# EXERCISE BRIEF
Search the material for the string "configurations", then return every line where it is found.

# RECORDS FOR THIS EXERCISE
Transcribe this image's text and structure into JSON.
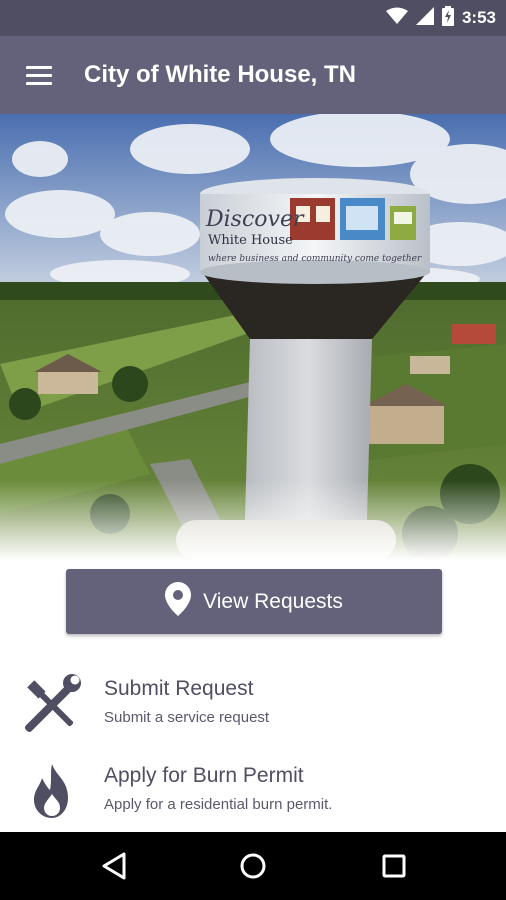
{
  "status_bar": {
    "time": "3:53",
    "icons": [
      "wifi-icon",
      "cell-signal-icon",
      "battery-charging-icon"
    ]
  },
  "app_bar": {
    "menu_icon": "hamburger-menu-icon",
    "title": "City of White House, TN"
  },
  "hero": {
    "sign_text": {
      "script": "Discover",
      "name": "White House",
      "tagline": "where business and community come together"
    }
  },
  "primary_action": {
    "icon": "map-pin-icon",
    "label": "View Requests"
  },
  "menu_items": [
    {
      "icon": "tools-icon",
      "title": "Submit Request",
      "subtitle": "Submit a service request"
    },
    {
      "icon": "fire-icon",
      "title": "Apply for Burn Permit",
      "subtitle": "Apply for a residential burn permit."
    }
  ],
  "nav_bar": {
    "icons": [
      "back-icon",
      "home-icon",
      "recents-icon"
    ]
  },
  "colors": {
    "status_bar": "#4f4e63",
    "app_bar": "#63627a",
    "accent": "#63627a",
    "text": "#4f4e63"
  }
}
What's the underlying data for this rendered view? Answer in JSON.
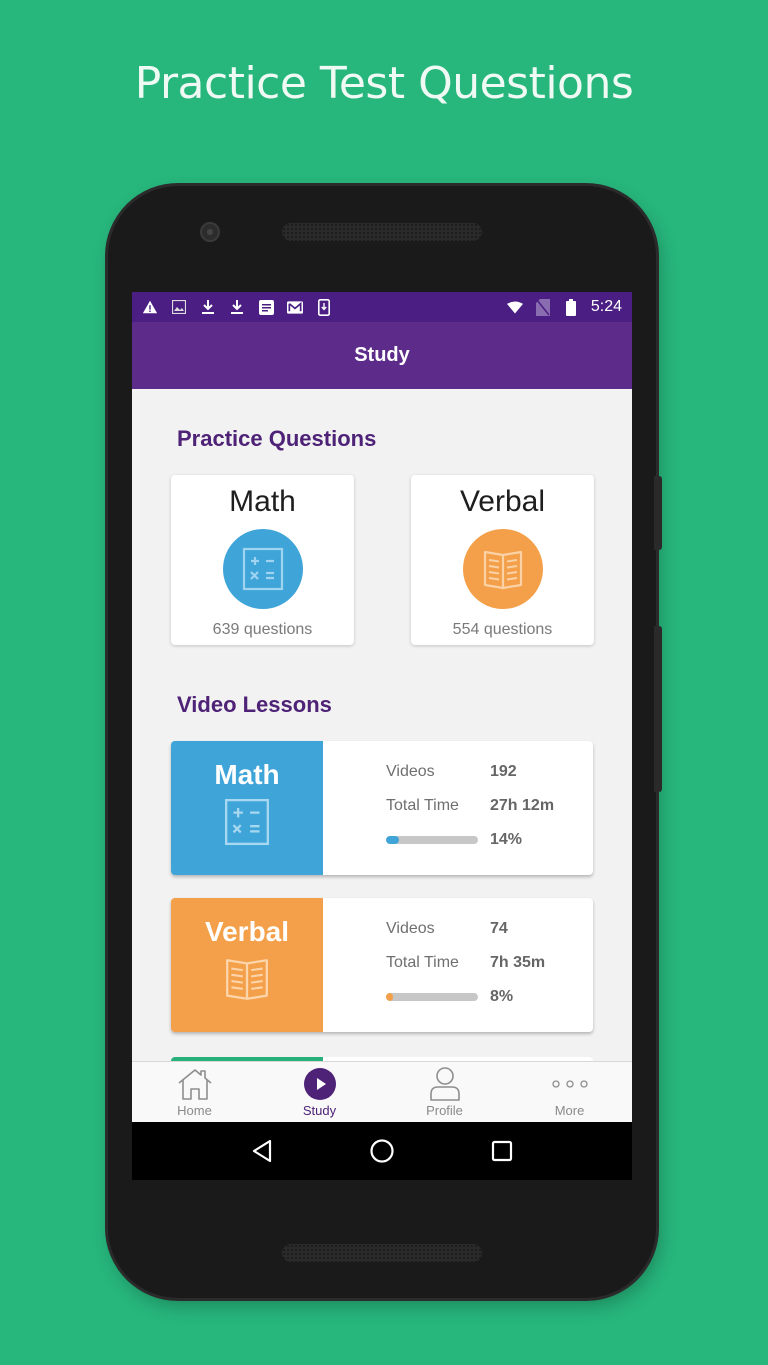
{
  "promo": {
    "title": "Practice Test Questions"
  },
  "status_bar": {
    "left_icons": [
      "warning-icon",
      "image-icon",
      "download-icon",
      "download-icon",
      "document-icon",
      "mail-icon",
      "device-download-icon"
    ],
    "right_icons": [
      "wifi-icon",
      "no-sim-icon",
      "battery-icon"
    ],
    "time": "5:24"
  },
  "app_bar": {
    "title": "Study"
  },
  "practice_questions": {
    "heading": "Practice Questions",
    "cards": [
      {
        "title": "Math",
        "count_label": "639 questions",
        "icon": "calculator-icon",
        "color": "#3fa5d9"
      },
      {
        "title": "Verbal",
        "count_label": "554 questions",
        "icon": "book-icon",
        "color": "#f4a04a"
      }
    ]
  },
  "video_lessons": {
    "heading": "Video Lessons",
    "videos_label": "Videos",
    "total_time_label": "Total Time",
    "cards": [
      {
        "title": "Math",
        "icon": "calculator-icon",
        "color": "#3fa5d9",
        "videos": "192",
        "total_time": "27h 12m",
        "progress_label": "14%",
        "progress": 0.14
      },
      {
        "title": "Verbal",
        "icon": "book-icon",
        "color": "#f4a04a",
        "videos": "74",
        "total_time": "7h 35m",
        "progress_label": "8%",
        "progress": 0.08
      }
    ],
    "peek_color": "#27b07a"
  },
  "bottom_nav": {
    "items": [
      {
        "label": "Home",
        "icon": "home-icon",
        "active": false
      },
      {
        "label": "Study",
        "icon": "play-circle-icon",
        "active": true
      },
      {
        "label": "Profile",
        "icon": "person-icon",
        "active": false
      },
      {
        "label": "More",
        "icon": "more-dots-icon",
        "active": false
      }
    ]
  },
  "system_nav": {
    "buttons": [
      "back-icon",
      "home-circle-icon",
      "recents-icon"
    ]
  },
  "colors": {
    "background": "#27b67c",
    "status_bar": "#4a1e82",
    "app_bar": "#5d2c8a",
    "heading": "#4e2277",
    "math": "#3fa5d9",
    "verbal": "#f4a04a"
  }
}
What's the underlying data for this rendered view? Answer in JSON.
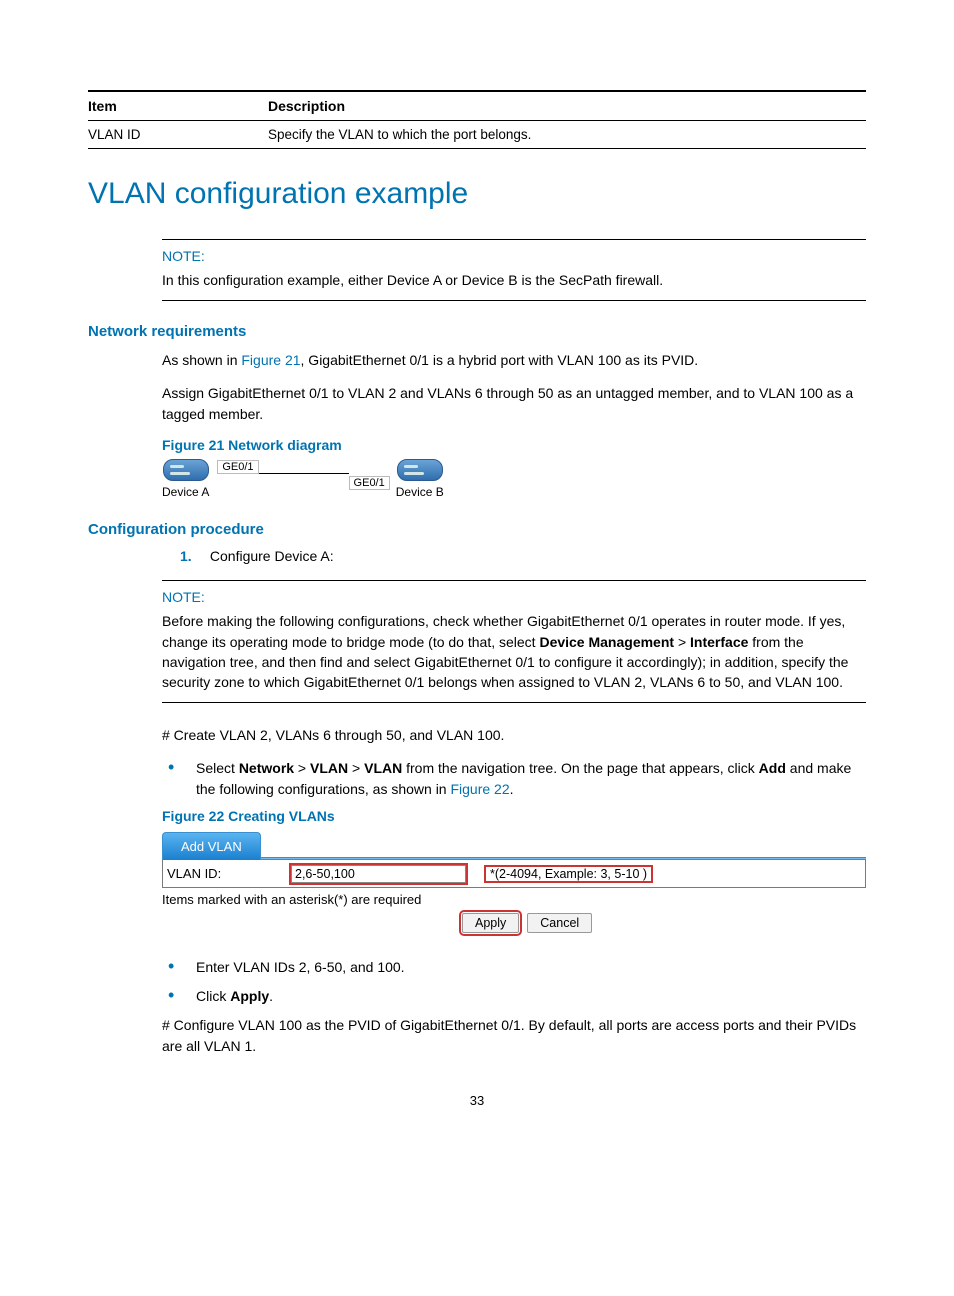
{
  "table": {
    "headers": [
      "Item",
      "Description"
    ],
    "row": {
      "item": "VLAN ID",
      "desc": "Specify the VLAN to which the port belongs."
    }
  },
  "h1": "VLAN configuration example",
  "note1": {
    "label": "NOTE:",
    "text": "In this configuration example, either Device A or Device B is the SecPath firewall."
  },
  "req": {
    "heading": "Network requirements",
    "p1_a": "As shown in ",
    "p1_link": "Figure 21",
    "p1_b": ", GigabitEthernet 0/1 is a hybrid port with VLAN 100 as its PVID.",
    "p2": "Assign GigabitEthernet 0/1 to VLAN 2 and VLANs 6 through 50 as an untagged member, and to VLAN 100 as a tagged member."
  },
  "fig21": {
    "label": "Figure 21 Network diagram",
    "ge_top": "GE0/1",
    "ge_bot": "GE0/1",
    "devA": "Device A",
    "devB": "Device B"
  },
  "proc": {
    "heading": "Configuration procedure",
    "step1_num": "1.",
    "step1": "Configure Device A:"
  },
  "note2": {
    "label": "NOTE:",
    "text_a": "Before making the following configurations, check whether GigabitEthernet 0/1 operates in router mode. If yes, change its operating mode to bridge mode (to do that, select ",
    "b1": "Device Management",
    "gt1": " > ",
    "b2": "Interface",
    "text_b": " from the navigation tree, and then find and select GigabitEthernet 0/1 to configure it accordingly); in addition, specify the security zone to which GigabitEthernet 0/1 belongs when assigned to VLAN 2, VLANs 6 to 50, and VLAN 100."
  },
  "create": "# Create VLAN 2, VLANs 6 through 50, and VLAN 100.",
  "bul1": {
    "a": "Select ",
    "b1": "Network",
    "gt": " > ",
    "b2": "VLAN",
    "b3": "VLAN",
    "mid": " from the navigation tree. On the page that appears, click ",
    "b4": "Add",
    "end": " and make the following configurations, as shown in ",
    "link": "Figure 22",
    "dot": "."
  },
  "fig22": {
    "label": "Figure 22 Creating VLANs",
    "tab": "Add VLAN",
    "field_label": "VLAN ID:",
    "field_value": "2,6-50,100",
    "hint": "*(2-4094, Example: 3, 5-10 )",
    "asterisk": "Items marked with an asterisk(*) are required",
    "apply": "Apply",
    "cancel": "Cancel"
  },
  "bul2": "Enter VLAN IDs 2, 6-50, and 100.",
  "bul3_a": "Click ",
  "bul3_b": "Apply",
  "bul3_c": ".",
  "pvid": "# Configure VLAN 100 as the PVID of GigabitEthernet 0/1. By default, all ports are access ports and their PVIDs are all VLAN 1.",
  "page_num": "33"
}
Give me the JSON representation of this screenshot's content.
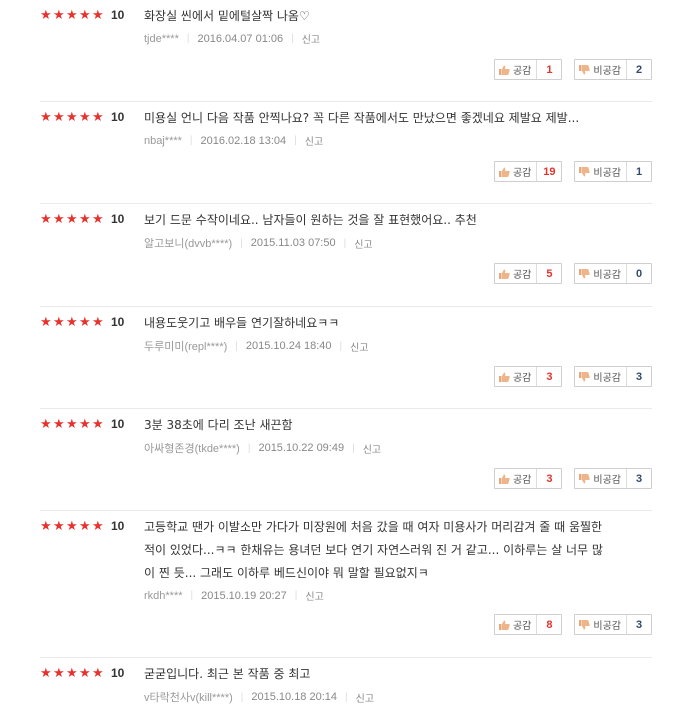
{
  "labels": {
    "like": "공감",
    "dislike": "비공감",
    "report": "신고"
  },
  "colors": {
    "star": "#e8322e",
    "like_count": "#e0342f",
    "dislike_count": "#334a6b"
  },
  "reviews": [
    {
      "stars": 5,
      "score": "10",
      "text": "화장실 씬에서 밑에털살짝 나옴♡",
      "user": "tjde****",
      "date": "2016.04.07 01:06",
      "likes": "1",
      "dislikes": "2"
    },
    {
      "stars": 5,
      "score": "10",
      "text": "미용실 언니 다음 작품 안찍나요? 꼭 다른 작품에서도 만났으면 좋겠네요 제발요 제발...",
      "user": "nbaj****",
      "date": "2016.02.18 13:04",
      "likes": "19",
      "dislikes": "1"
    },
    {
      "stars": 5,
      "score": "10",
      "text": "보기 드문 수작이네요.. 남자들이 원하는 것을 잘 표현했어요.. 추천",
      "user": "알고보니(dvvb****)",
      "date": "2015.11.03 07:50",
      "likes": "5",
      "dislikes": "0"
    },
    {
      "stars": 5,
      "score": "10",
      "text": "내용도웃기고 배우들 연기잘하네요ㅋㅋ",
      "user": "두루미미(repl****)",
      "date": "2015.10.24 18:40",
      "likes": "3",
      "dislikes": "3"
    },
    {
      "stars": 5,
      "score": "10",
      "text": "3분 38초에 다리 조난 새끈함",
      "user": "아싸형존경(tkde****)",
      "date": "2015.10.22 09:49",
      "likes": "3",
      "dislikes": "3"
    },
    {
      "stars": 5,
      "score": "10",
      "text": "고등학교 땐가 이발소만 가다가 미장원에 처음 갔을 때 여자 미용사가 머리감겨 줄 때 움찔한\n적이 있었다...ㅋㅋ 한채유는 용녀던 보다 연기 자연스러워 진 거 같고... 이하루는 살 너무 많\n이 찐 듯... 그래도 이하루 베드신이야 뭐 말할 필요없지ㅋ",
      "user": "rkdh****",
      "date": "2015.10.19 20:27",
      "likes": "8",
      "dislikes": "3"
    },
    {
      "stars": 5,
      "score": "10",
      "text": "굳굳입니다. 최근 본 작품 중 최고",
      "user": "v타락천사v(kill****)",
      "date": "2015.10.18 20:14",
      "likes": "",
      "dislikes": ""
    }
  ]
}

# RESULT OF THIS EXERCISE
    "text_a": "Before making the following configurations, check whether GigabitEthernet 0/1 operates in router mode. If yes, change its operating mode to bridge mode (to do that, select ",
    "end": " and make the following configurations, as shown in ",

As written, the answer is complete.